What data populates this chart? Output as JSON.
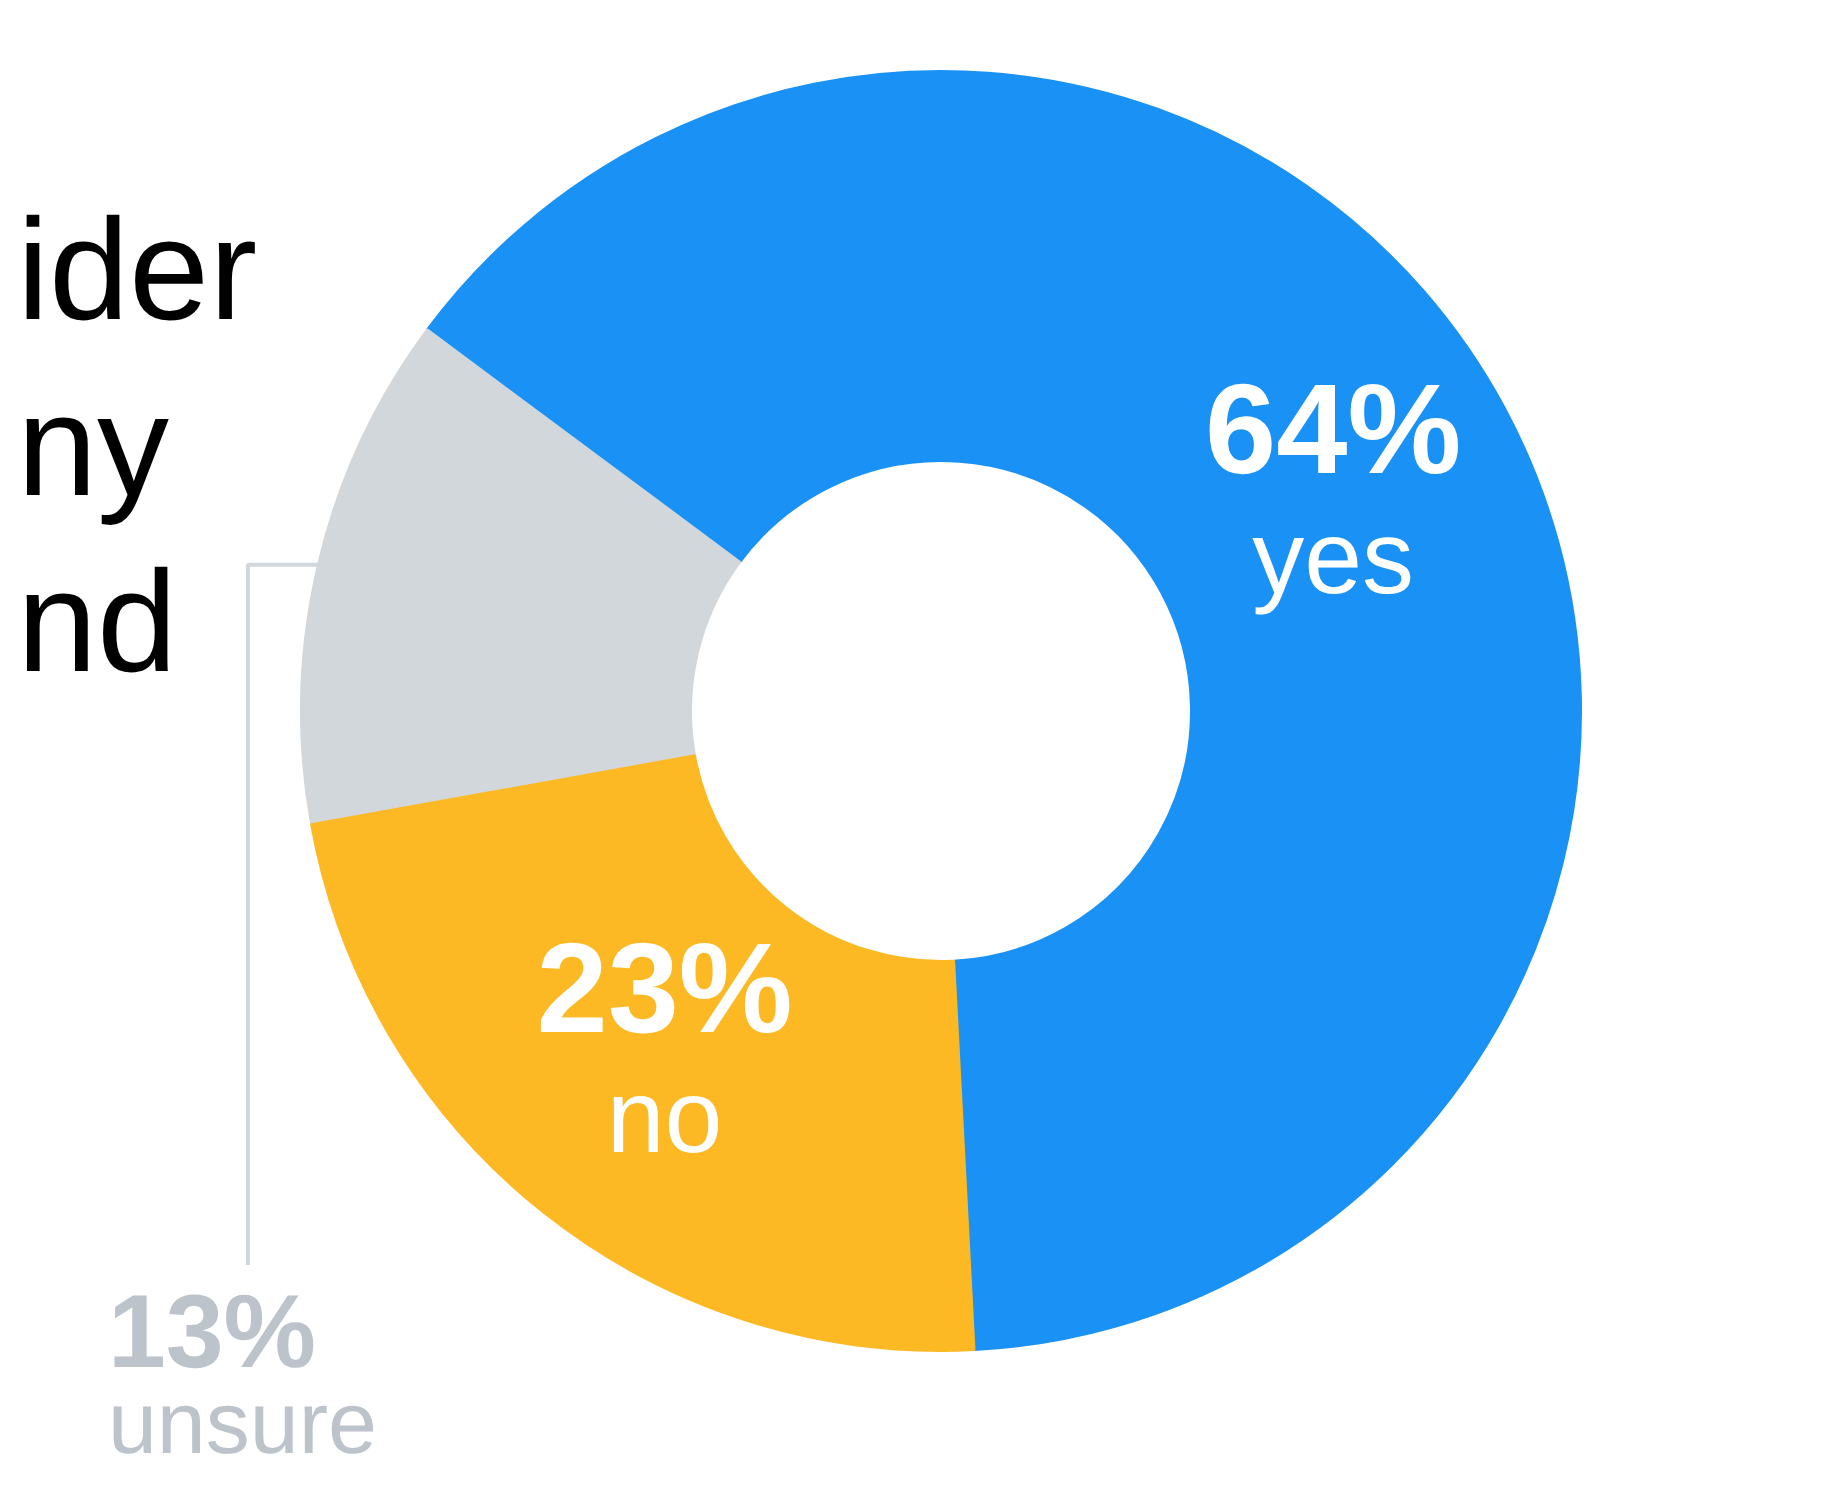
{
  "chart_data": {
    "type": "donut",
    "title": "ider\nny\nnd",
    "categories": [
      "yes",
      "unsure",
      "no"
    ],
    "values": [
      64,
      13,
      23
    ],
    "colors": [
      "#1a91f5",
      "#d2d7dc",
      "#fdb924"
    ],
    "value_labels": [
      "64%",
      "13%",
      "23%"
    ]
  }
}
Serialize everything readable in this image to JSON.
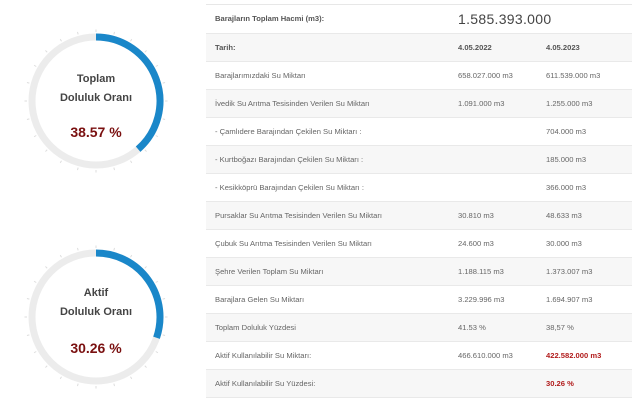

— WHAT IS ASKED —
The records shown above are to be repeated exactly, with the pictures left out.

— EXPECTED OUTPUT —
What data populates this chart? Output as JSON.
{
  "chart_data": {
    "type": "donut",
    "title": "ider\nny\nnd",
    "categories": [
      "yes",
      "unsure",
      "no"
    ],
    "values": [
      64,
      13,
      23
    ],
    "colors": [
      "#1a91f5",
      "#d2d7dc",
      "#fdb924"
    ],
    "value_labels": [
      "64%",
      "13%",
      "23%"
    ]
  }
}
Serialize everything readable in this image to JSON.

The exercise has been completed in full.